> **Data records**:
....

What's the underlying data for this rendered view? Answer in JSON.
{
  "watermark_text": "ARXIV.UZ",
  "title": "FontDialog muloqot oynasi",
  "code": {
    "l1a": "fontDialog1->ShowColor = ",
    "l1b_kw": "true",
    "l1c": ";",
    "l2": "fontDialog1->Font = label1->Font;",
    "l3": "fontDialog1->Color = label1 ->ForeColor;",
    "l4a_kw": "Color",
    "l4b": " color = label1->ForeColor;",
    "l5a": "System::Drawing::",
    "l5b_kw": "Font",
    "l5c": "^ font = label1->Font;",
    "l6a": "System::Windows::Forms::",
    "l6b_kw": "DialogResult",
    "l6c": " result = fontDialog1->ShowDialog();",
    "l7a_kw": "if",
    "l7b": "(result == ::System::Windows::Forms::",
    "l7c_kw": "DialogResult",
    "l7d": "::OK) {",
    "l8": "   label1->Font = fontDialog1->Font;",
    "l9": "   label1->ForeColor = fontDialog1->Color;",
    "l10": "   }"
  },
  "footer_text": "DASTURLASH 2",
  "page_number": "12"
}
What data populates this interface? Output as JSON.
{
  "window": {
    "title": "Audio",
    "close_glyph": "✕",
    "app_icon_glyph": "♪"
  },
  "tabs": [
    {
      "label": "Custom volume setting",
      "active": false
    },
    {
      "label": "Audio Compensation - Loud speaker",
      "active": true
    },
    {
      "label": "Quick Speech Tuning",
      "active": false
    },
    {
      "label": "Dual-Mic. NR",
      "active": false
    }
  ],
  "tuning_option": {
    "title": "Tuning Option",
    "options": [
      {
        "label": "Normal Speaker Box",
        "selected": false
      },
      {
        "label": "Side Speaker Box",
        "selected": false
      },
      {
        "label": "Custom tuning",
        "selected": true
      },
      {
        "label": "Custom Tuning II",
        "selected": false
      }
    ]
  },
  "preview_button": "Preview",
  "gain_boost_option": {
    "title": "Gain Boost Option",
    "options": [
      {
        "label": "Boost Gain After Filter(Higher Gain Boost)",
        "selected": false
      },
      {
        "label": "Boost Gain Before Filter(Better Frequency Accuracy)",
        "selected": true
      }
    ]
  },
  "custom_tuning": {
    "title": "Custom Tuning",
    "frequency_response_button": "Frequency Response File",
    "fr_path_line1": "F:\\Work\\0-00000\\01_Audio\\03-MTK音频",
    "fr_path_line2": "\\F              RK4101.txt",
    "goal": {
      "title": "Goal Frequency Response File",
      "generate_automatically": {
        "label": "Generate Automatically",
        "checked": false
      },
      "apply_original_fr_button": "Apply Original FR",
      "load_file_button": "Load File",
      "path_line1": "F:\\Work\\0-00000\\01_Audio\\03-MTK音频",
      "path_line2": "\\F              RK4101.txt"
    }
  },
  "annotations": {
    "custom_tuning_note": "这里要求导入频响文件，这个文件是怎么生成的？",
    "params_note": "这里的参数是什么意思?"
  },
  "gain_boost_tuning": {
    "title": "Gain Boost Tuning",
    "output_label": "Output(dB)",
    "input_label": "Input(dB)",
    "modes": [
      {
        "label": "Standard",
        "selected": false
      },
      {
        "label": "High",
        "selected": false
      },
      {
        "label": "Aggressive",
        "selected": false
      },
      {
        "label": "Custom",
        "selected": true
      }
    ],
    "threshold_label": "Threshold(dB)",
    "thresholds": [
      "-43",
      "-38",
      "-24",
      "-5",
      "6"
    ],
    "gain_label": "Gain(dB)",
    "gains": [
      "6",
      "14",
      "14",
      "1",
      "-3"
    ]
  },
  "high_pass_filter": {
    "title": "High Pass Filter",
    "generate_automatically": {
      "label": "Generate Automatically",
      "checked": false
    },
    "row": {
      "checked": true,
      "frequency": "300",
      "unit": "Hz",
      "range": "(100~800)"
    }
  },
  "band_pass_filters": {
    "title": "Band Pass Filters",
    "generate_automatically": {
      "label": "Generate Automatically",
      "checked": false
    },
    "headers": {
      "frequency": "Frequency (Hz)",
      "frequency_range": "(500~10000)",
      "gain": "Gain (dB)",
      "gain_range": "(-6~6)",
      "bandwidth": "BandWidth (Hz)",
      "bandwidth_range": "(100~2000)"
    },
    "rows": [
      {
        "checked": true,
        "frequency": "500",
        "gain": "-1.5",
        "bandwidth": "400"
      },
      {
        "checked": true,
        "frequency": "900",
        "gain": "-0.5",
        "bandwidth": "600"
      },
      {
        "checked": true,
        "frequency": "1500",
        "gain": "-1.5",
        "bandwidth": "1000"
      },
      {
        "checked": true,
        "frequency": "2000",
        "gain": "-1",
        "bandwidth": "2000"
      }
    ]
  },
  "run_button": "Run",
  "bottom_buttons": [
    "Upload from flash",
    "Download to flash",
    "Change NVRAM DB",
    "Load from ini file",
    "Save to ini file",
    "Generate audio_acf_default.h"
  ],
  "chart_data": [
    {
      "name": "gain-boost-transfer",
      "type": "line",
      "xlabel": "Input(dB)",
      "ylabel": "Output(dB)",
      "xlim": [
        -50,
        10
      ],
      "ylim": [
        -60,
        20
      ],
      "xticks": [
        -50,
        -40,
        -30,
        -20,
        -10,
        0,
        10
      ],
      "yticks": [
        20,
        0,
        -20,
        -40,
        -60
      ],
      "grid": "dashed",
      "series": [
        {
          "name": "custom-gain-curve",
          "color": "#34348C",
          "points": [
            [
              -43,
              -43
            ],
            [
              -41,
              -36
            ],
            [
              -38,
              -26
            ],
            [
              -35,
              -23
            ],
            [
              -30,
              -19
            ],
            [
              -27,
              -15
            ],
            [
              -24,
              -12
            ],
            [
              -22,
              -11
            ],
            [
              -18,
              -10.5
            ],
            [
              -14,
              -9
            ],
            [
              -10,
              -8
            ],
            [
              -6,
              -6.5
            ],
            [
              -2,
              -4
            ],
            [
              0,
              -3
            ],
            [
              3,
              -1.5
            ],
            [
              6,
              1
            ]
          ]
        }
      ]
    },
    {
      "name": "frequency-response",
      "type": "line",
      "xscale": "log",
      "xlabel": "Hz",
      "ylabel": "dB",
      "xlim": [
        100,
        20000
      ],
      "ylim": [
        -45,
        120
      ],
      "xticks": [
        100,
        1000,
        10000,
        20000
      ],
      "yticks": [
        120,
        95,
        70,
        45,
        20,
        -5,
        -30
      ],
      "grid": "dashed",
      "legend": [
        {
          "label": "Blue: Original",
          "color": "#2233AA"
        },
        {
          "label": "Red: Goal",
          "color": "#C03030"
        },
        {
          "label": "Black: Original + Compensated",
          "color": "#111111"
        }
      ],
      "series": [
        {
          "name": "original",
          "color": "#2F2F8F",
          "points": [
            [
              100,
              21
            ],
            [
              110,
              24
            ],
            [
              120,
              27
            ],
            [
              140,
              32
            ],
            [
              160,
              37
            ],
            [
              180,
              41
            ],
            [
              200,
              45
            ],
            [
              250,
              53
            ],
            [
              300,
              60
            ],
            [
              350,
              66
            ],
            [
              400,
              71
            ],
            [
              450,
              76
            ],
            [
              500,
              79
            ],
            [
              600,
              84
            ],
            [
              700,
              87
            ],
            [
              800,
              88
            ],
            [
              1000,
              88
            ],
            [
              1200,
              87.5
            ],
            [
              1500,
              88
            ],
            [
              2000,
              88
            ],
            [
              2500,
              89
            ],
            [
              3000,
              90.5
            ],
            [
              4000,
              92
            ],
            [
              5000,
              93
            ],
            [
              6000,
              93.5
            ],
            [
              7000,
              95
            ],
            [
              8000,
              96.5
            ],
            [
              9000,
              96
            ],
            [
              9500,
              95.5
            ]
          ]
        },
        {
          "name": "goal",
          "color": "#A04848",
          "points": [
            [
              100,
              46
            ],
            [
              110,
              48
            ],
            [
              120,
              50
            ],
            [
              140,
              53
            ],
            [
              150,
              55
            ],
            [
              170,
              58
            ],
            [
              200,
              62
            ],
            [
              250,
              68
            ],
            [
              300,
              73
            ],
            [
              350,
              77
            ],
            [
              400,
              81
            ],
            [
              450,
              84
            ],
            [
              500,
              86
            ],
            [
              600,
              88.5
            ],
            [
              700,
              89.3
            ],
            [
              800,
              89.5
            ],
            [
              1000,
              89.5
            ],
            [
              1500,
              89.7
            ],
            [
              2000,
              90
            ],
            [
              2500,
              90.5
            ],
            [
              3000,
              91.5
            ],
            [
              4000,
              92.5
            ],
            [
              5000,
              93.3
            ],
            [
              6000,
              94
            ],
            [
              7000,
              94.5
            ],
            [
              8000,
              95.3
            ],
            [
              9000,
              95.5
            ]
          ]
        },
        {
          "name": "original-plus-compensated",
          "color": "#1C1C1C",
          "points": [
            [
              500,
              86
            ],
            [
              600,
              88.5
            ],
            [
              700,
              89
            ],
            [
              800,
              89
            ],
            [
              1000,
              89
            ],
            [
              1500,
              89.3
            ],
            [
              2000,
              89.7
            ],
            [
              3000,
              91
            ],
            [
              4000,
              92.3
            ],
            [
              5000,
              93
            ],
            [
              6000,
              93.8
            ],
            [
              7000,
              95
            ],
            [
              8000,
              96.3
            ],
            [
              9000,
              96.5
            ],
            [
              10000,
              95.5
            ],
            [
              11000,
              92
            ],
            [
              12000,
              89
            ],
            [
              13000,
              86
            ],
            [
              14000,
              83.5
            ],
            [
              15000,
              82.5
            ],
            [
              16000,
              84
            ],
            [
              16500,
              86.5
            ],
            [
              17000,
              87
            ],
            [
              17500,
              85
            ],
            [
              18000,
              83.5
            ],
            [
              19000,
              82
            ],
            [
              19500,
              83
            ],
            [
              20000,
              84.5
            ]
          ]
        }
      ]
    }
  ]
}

....

> **SET TASK**: Using the records above, copy every line that has the word "System" in it.

> **TASK RESULT**:
    "l5a": "System::Drawing::",
    "l6a": "System::Windows::Forms::",
    "l7b": "(result == ::System::Windows::Forms::",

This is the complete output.